TASK DIRECTIONS - Write the next part of the forum thread below on top-handle climbing saws, starting after its final sentence.

For a different perspective, most full time pro climbers use 200t's, even the ones that only run husky for every other saw in their lineup. There's a reason for that. Those climbers who use lesser saws think that the 0.5 second difference (or whatever) in a cut is not a big deal. On the ground it's not a big deal. I'm a semi die hard stihl fan, but on the ground I could really care less. I've got a couple 346xp's in my lineup and so long as I'm sharpening the chain and tuning the saw I don't mind if it's a 372 or 440 (love those 441cm's though!) a 395 or a 660, and would definitely favor a 3120 over an 880. 

Up in the tree it's a different story though. A climbing saw is your bread and butter if you're a climber, that saw makes you money. And over the course of the life of that saw, that one saw might make you $100k as a contract climber, or even more money if you own the business and are climbing. That's a whole lot of money. Those branches aren't just gone to hang around and wait for you to do your thing, for better or worse we have gravity. Fractions of a second really do make a difference up in the air, and a whole lot of difference to the time it takes to get a job done. If you've got a saw that really drives the chain, you can drop branches confidently in the attitude you want them in. It's a very spontaneous thing, and there's no second try. A good fast saw with an aggressive chain means you can spear cuts down. Or fold them and pop them off at exactly the right attitude to control the bounce when they hit the ground. You can fold them ust how you want them, and release them at that split second in time when they will come down just right and cause no damage. 

Being able to do that saves a whole bunch of time. I can cut and drop 10-15 branches in the time it takes to rope 1. That might translate to 2 or 3 trees done in a day vs 1. If you're a basic climber with easy trees and just need to get the wood on the ground and haven't even gotten around to doing trick cuts, then there's a whole bunch of climbing saws out there that will fill your needs. Or rear handled saws. Or hand saws, or whatever. If you're a gun climber who needs to git 'er done every day of the week then who gives a **** about the price? We used to pay $1500 a pop for 200T's in aus, and worth every penny (though of course I was buying mine stateside) but if someone came out with a more powerful climbing saw that hit the sweet spot I'd fork out $2k+ in the blink of an eye and do the same again a couple times a year. That saw makes _money_ like no other saw can. 

Shaun


----------



## miko0618 (Aug 11, 2014)

I have never owned a top handle that wouldn't make a mess faster than a crew could clean it up. I've run 338's and 192's. the 338 is built tougher and has some balls but, I usually run the 192 because its more comfortable. if you are good at setting your chain up to your saw, you can get good cut speeds with almost any of them. I have a stock 192 for my ground guys and I run a slightly modded 192 in the tree. they are like 2 different saws. if I was to buy a new top handle, it would be a 540. I think the balance of the 338 is too forward.

Lines of data -

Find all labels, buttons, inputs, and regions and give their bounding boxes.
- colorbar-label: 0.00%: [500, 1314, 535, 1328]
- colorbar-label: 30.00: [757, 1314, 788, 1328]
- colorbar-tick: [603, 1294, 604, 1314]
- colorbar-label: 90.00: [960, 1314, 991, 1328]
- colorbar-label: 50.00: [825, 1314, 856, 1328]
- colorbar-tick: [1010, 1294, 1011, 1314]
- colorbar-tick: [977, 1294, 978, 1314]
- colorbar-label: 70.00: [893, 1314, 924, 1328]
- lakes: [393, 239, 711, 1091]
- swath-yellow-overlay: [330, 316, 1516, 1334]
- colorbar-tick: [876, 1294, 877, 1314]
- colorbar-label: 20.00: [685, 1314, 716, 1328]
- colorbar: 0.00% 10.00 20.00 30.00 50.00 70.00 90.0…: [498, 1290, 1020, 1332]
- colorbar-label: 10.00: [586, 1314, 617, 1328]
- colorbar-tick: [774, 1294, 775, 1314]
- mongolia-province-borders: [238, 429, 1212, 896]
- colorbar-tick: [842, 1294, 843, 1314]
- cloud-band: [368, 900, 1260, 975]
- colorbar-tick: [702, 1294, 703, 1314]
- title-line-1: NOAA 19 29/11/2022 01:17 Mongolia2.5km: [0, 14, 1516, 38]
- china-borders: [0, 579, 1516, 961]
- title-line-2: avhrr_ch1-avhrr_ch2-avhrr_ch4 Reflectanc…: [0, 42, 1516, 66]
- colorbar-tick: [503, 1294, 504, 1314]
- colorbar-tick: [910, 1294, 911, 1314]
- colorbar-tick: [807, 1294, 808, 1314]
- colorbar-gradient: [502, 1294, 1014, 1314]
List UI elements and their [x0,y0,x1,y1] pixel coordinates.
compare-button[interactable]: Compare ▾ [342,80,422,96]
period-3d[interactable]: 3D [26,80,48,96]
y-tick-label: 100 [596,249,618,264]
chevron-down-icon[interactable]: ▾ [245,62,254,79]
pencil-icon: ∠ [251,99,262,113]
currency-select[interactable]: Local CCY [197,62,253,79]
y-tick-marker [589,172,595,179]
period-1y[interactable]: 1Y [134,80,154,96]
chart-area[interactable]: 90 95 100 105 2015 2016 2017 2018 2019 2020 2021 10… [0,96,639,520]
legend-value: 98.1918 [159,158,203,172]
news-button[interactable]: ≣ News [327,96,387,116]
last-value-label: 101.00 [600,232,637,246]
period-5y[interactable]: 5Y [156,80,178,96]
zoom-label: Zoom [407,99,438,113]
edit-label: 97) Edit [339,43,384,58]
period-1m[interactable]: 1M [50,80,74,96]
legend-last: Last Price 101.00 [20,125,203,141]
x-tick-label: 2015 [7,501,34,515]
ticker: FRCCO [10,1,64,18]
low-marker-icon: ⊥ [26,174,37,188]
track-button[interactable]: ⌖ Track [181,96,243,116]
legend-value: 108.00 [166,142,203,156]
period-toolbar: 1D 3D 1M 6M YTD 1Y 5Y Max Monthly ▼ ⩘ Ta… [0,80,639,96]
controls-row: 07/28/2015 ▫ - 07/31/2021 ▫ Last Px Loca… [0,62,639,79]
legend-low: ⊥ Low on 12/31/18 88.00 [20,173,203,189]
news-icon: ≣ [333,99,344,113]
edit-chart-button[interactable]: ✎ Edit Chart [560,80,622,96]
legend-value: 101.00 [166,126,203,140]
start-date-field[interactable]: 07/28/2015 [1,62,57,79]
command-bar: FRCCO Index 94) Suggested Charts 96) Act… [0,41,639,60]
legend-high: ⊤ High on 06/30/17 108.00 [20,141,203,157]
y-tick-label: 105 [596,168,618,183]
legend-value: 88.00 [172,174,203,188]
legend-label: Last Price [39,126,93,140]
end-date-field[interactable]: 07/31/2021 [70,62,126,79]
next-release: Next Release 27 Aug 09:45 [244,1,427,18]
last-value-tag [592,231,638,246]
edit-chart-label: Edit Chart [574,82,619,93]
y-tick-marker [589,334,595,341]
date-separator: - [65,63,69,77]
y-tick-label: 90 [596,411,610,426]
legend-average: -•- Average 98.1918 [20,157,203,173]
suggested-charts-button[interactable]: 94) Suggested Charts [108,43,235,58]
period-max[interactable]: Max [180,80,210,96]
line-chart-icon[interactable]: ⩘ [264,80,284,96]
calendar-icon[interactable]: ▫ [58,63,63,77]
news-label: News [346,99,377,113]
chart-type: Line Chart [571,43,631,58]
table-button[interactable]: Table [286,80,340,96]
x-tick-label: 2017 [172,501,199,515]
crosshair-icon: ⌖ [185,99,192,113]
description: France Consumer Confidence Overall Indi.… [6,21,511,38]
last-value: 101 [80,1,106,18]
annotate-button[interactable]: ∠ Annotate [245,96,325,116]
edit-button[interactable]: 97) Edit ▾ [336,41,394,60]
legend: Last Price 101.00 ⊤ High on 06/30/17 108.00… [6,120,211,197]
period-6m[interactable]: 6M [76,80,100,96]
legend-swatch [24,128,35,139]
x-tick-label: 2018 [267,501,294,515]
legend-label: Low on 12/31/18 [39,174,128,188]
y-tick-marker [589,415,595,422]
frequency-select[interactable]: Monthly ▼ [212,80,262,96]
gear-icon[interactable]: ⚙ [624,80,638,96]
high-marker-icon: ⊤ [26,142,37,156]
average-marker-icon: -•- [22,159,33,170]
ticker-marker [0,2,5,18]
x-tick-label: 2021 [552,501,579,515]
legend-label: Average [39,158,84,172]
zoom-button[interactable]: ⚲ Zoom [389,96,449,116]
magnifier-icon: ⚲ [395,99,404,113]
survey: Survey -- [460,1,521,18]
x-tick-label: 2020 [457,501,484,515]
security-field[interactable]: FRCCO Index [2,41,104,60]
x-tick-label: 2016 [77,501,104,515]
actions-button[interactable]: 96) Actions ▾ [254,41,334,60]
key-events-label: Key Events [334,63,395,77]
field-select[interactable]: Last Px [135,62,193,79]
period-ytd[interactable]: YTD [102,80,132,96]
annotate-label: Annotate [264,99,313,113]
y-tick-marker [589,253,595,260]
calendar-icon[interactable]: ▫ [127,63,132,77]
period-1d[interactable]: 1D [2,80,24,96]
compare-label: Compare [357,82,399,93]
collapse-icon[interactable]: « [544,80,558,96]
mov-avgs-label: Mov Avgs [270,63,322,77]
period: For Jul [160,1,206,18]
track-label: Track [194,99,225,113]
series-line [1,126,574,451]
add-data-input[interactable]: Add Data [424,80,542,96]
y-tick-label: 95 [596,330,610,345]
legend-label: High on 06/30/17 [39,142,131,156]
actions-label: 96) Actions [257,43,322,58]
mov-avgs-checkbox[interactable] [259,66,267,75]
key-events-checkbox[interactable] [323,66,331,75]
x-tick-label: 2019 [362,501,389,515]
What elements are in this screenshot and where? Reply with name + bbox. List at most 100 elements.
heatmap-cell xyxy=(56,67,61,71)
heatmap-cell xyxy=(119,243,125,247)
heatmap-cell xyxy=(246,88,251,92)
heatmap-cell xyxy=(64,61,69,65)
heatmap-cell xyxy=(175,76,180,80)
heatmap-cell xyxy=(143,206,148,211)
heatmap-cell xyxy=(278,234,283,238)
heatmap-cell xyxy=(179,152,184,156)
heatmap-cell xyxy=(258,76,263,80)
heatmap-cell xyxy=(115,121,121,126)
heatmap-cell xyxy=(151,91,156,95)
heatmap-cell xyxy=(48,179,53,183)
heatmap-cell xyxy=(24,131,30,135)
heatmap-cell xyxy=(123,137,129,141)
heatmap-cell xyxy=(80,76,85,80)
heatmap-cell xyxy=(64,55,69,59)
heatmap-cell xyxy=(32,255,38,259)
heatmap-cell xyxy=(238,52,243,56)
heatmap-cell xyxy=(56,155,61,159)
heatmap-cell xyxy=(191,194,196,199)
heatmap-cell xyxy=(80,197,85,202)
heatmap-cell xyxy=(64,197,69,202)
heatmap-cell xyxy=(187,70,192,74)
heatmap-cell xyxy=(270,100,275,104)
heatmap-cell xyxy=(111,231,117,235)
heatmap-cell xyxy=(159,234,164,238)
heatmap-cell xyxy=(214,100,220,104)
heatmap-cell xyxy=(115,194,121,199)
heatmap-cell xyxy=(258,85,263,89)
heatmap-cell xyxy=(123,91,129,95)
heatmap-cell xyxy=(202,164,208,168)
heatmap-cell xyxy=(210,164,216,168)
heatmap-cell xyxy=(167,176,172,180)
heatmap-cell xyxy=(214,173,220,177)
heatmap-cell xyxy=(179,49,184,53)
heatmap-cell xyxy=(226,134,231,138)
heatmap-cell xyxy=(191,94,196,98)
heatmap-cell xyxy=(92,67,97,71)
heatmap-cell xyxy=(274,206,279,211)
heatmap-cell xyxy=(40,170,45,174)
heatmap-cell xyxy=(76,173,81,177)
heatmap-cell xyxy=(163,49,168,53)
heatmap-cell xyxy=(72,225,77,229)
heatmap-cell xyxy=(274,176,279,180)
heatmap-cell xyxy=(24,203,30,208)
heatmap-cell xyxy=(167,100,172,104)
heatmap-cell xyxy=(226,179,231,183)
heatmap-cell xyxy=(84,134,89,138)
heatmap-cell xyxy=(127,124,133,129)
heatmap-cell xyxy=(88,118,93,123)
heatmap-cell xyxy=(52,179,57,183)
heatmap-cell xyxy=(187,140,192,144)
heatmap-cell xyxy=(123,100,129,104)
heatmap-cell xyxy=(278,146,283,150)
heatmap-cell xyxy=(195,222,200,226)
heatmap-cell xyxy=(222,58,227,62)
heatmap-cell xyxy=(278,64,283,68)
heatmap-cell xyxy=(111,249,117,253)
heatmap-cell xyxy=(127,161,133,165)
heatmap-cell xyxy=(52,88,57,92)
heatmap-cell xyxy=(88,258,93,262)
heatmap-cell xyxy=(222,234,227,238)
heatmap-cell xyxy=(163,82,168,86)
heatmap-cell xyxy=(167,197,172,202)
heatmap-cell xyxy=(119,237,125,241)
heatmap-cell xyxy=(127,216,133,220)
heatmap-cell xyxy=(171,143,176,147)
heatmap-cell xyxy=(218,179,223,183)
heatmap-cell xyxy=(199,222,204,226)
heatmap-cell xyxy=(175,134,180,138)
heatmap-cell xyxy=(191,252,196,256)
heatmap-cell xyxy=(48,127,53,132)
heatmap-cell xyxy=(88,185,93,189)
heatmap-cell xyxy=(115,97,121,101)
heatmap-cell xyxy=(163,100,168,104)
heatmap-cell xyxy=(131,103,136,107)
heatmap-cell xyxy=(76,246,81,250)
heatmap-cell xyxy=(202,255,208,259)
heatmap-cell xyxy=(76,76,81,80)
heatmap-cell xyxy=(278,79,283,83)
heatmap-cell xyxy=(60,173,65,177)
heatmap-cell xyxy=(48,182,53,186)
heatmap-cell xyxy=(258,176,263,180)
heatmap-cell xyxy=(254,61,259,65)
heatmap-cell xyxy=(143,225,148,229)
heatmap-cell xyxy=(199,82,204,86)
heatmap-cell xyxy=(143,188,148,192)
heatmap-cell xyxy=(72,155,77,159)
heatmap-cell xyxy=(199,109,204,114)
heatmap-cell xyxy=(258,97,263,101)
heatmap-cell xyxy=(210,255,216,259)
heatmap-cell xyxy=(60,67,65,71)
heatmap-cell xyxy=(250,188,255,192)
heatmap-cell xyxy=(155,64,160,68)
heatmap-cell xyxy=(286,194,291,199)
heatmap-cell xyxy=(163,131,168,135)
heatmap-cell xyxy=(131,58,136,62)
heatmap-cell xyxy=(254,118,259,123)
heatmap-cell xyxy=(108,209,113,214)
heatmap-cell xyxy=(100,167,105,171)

THE OUTPUT -
----------



## Matt81 (Aug 12, 2014)

jefflovstrom said:


> Something about the brass nipple I think. You should be able to buy a 2014 I would think. Jeff



I have no doubt i can go and buy a 2014 one, but as i already own a 540 why would i? Not gonna shelve the saw and go buy another at full price just for a problem that may or may not be relevant to my saw. 
From what i have read it was only a 3 week production run of saws that were mainly sold in Europe anyway. Certainly not a reason to go buy a new saw for $600 plus to replace one running fine on only it's 9th tank!


----------



## Toddppm (Aug 12, 2014)

Matt81 said:


> I have no doubt i can go and buy a 2014 one, but as i already own a 540 why would i? Not gonna shelve the saw and go buy another at full price just for a problem that may or may not be relevant to my saw.
> From what i have read it was only a 3 week production run of saws that were mainly sold in Europe anyway. Certainly not a reason to go buy a new saw for $600 plus to replace one running fine on only it's 9th tank!




Where'd you read that?


----------



## Matt81 (Aug 13, 2014)

On another tree/arborist forum website. Can't remember which one right now as im just running out the door to go to my night job, but i will try to find it in my bookmarks and post a link after i get home.


----------



## tree MDS (Aug 13, 2014)

There's nothing wrong with the 2013's besides the fuel line issue though, right? I mean otherwise its the same saw right? I had the fuel line issue fixed on my 2013. It still seems like a piece of dog crap. I am waiting to hear Bob and Todd's opinion. Jeff says they rip.


----------



## KenJax Tree (Aug 13, 2014)

tree MDS said:


> There's nothing wrong with the 2013's besides the fuel line issue though, right? I mean otherwise its the same saw right? I had the fuel line issue fixed on my 2013. It still seems like a piece of dog crap. I am waiting to hear Bob and Todd's opinion. Jeff says they rip.


Maybe they do really do rip in the pure non polluted air in sunny So. Cal after all it is AutoTune and maybe it senses that.


----------



## tree MDS (Aug 13, 2014)

KenJax Tree said:


> Maybe they do really do rip in the pure non polluted air in sunny So. Cal after all it is AutoTune and maybe it senses that.



Yeah... maybe the saws are in denial or trying to compensate. Who knows. lol


----------



## tree MDS (Aug 13, 2014)

Maybe I should spray it pink, see if that helps!!


----------



## rbtree (Aug 13, 2014)

sac-climber said:


> The 338 is one of my favorite top handles, other than the filter location. I don't think the 201 is that bad either, a little less oomph than the 200...sure. I'd give the 540 a chance no problem. I hate the 200T or nothing at all BS



Precisely. All a 338/2139T jonsy needs is a 9/16th or less added muffler port. It will then have more torque and cut speed than a 200T. The NE 338's are problem free and bombproof, and have been for several years. That said, a muffler modded 192T is plenty peppy, and is a great bargain for the price. I like the light weight, especially great for me, in my 39th year of tree work, and with a right hand with problems. 

Eventuallly, I'll get the tiny Stihl 150 and at least give it a muffler mod, if not have Randy work it over. I've heard they do just fine.


----------



## chevybob (Aug 13, 2014)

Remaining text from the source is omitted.